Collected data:
┏━━
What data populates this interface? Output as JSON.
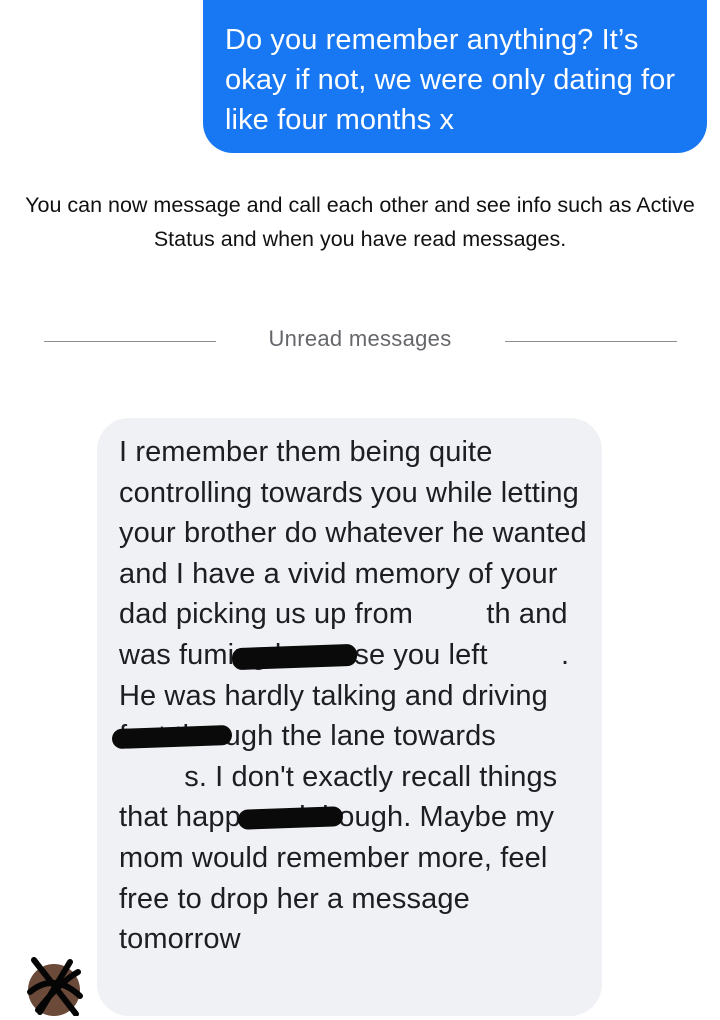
{
  "sent_message": {
    "text": "Do you remember anything? It’s okay if not, we were only dating for like four months x"
  },
  "system_note": {
    "text": "You can now message and call each other and see info such as Active Status and when you have read messages."
  },
  "divider": {
    "label": "Unread messages"
  },
  "received_message": {
    "text": "I remember them being quite controlling towards you while letting your brother do whatever he wanted and I have a vivid memory of your dad picking us up from [redacted]th and was fuming because you left [redacted]. He was hardly talking and driving fast through the lane towards [redacted]s. I don't exactly recall things that happened though. Maybe my mom would remember more, feel free to drop her a message tomorrow"
  },
  "colors": {
    "sent_bubble": "#1877f2",
    "received_bubble": "#eff1f4",
    "divider_text": "#65676b"
  },
  "avatar": {
    "icon": "scribbled-avatar-icon"
  }
}
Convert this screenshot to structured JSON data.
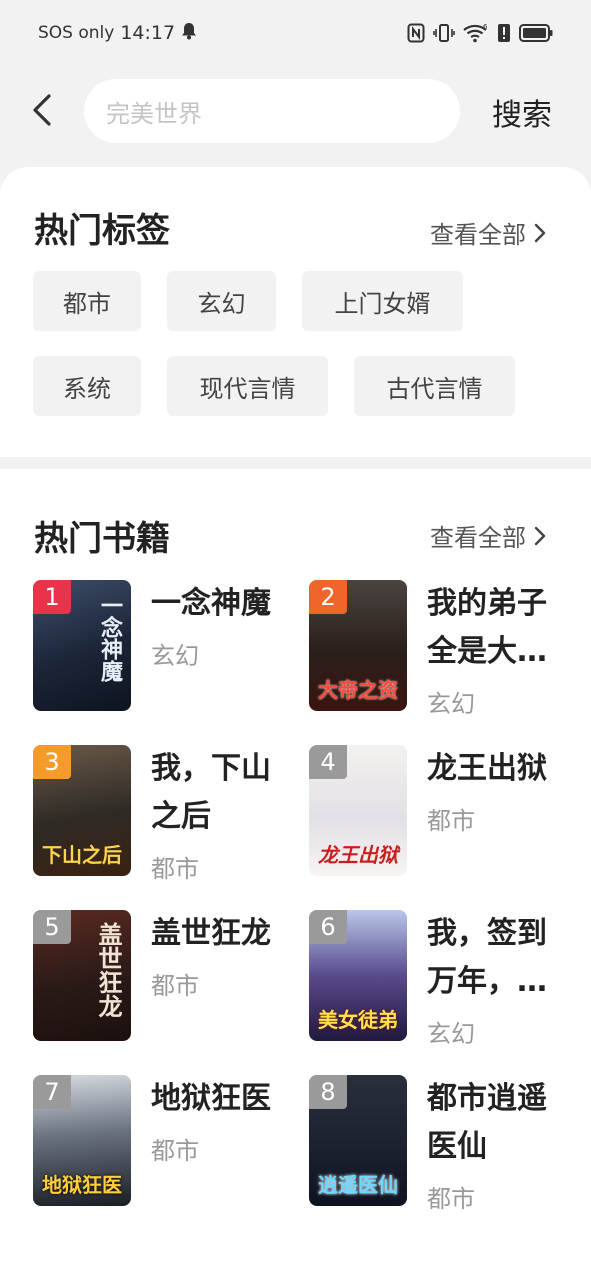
{
  "status": {
    "network": "SOS only",
    "time": "14:17"
  },
  "search": {
    "placeholder": "完美世界",
    "button_label": "搜索"
  },
  "hot_tags": {
    "title": "热门标签",
    "view_all": "查看全部",
    "tags": [
      "都市",
      "玄幻",
      "上门女婿",
      "系统",
      "现代言情",
      "古代言情"
    ]
  },
  "hot_books": {
    "title": "热门书籍",
    "view_all": "查看全部",
    "books": [
      {
        "rank": "1",
        "title": "一念神魔",
        "genre": "玄幻",
        "cover_text": "一念神魔"
      },
      {
        "rank": "2",
        "title": "我的弟子全是大…",
        "genre": "玄幻",
        "cover_text": "大帝之资"
      },
      {
        "rank": "3",
        "title": "我，下山之后",
        "genre": "都市",
        "cover_text": "下山之后"
      },
      {
        "rank": "4",
        "title": "龙王出狱",
        "genre": "都市",
        "cover_text": "龙王出狱"
      },
      {
        "rank": "5",
        "title": "盖世狂龙",
        "genre": "都市",
        "cover_text": "盖世狂龙"
      },
      {
        "rank": "6",
        "title": "我，签到万年，…",
        "genre": "玄幻",
        "cover_text": "美女徒弟"
      },
      {
        "rank": "7",
        "title": "地狱狂医",
        "genre": "都市",
        "cover_text": "地狱狂医"
      },
      {
        "rank": "8",
        "title": "都市逍遥医仙",
        "genre": "都市",
        "cover_text": "逍遥医仙"
      }
    ]
  },
  "colors": {
    "rank_1": "#e8334a",
    "rank_2": "#f0652b",
    "rank_3": "#f49b2c",
    "rank_other": "#9a9a9a"
  }
}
┗━━
=== WORK TO DO ===
With the pictures left out, transcribe the material exactly.

=== RESULT OF THE TASK ===
What data populates this interface? Output as JSON.
{
  "sent_message": {
    "text": "Do you remember anything? It’s okay if not, we were only dating for like four months x"
  },
  "system_note": {
    "text": "You can now message and call each other and see info such as Active Status and when you have read messages."
  },
  "divider": {
    "label": "Unread messages"
  },
  "received_message": {
    "text": "I remember them being quite controlling towards you while letting your brother do whatever he wanted and I have a vivid memory of your dad picking us up from [redacted]th and was fuming because you left [redacted]. He was hardly talking and driving fast through the lane towards [redacted]s. I don't exactly recall things that happened though. Maybe my mom would remember more, feel free to drop her a message tomorrow"
  },
  "colors": {
    "sent_bubble": "#1877f2",
    "received_bubble": "#eff1f4",
    "divider_text": "#65676b"
  },
  "avatar": {
    "icon": "scribbled-avatar-icon"
  }
}
Convert this screenshot to structured JSON data.
{
  "status": {
    "network": "SOS only",
    "time": "14:17"
  },
  "search": {
    "placeholder": "完美世界",
    "button_label": "搜索"
  },
  "hot_tags": {
    "title": "热门标签",
    "view_all": "查看全部",
    "tags": [
      "都市",
      "玄幻",
      "上门女婿",
      "系统",
      "现代言情",
      "古代言情"
    ]
  },
  "hot_books": {
    "title": "热门书籍",
    "view_all": "查看全部",
    "books": [
      {
        "rank": "1",
        "title": "一念神魔",
        "genre": "玄幻",
        "cover_text": "一念神魔"
      },
      {
        "rank": "2",
        "title": "我的弟子全是大…",
        "genre": "玄幻",
        "cover_text": "大帝之资"
      },
      {
        "rank": "3",
        "title": "我，下山之后",
        "genre": "都市",
        "cover_text": "下山之后"
      },
      {
        "rank": "4",
        "title": "龙王出狱",
        "genre": "都市",
        "cover_text": "龙王出狱"
      },
      {
        "rank": "5",
        "title": "盖世狂龙",
        "genre": "都市",
        "cover_text": "盖世狂龙"
      },
      {
        "rank": "6",
        "title": "我，签到万年，…",
        "genre": "玄幻",
        "cover_text": "美女徒弟"
      },
      {
        "rank": "7",
        "title": "地狱狂医",
        "genre": "都市",
        "cover_text": "地狱狂医"
      },
      {
        "rank": "8",
        "title": "都市逍遥医仙",
        "genre": "都市",
        "cover_text": "逍遥医仙"
      }
    ]
  },
  "colors": {
    "rank_1": "#e8334a",
    "rank_2": "#f0652b",
    "rank_3": "#f49b2c",
    "rank_other": "#9a9a9a"
  }
}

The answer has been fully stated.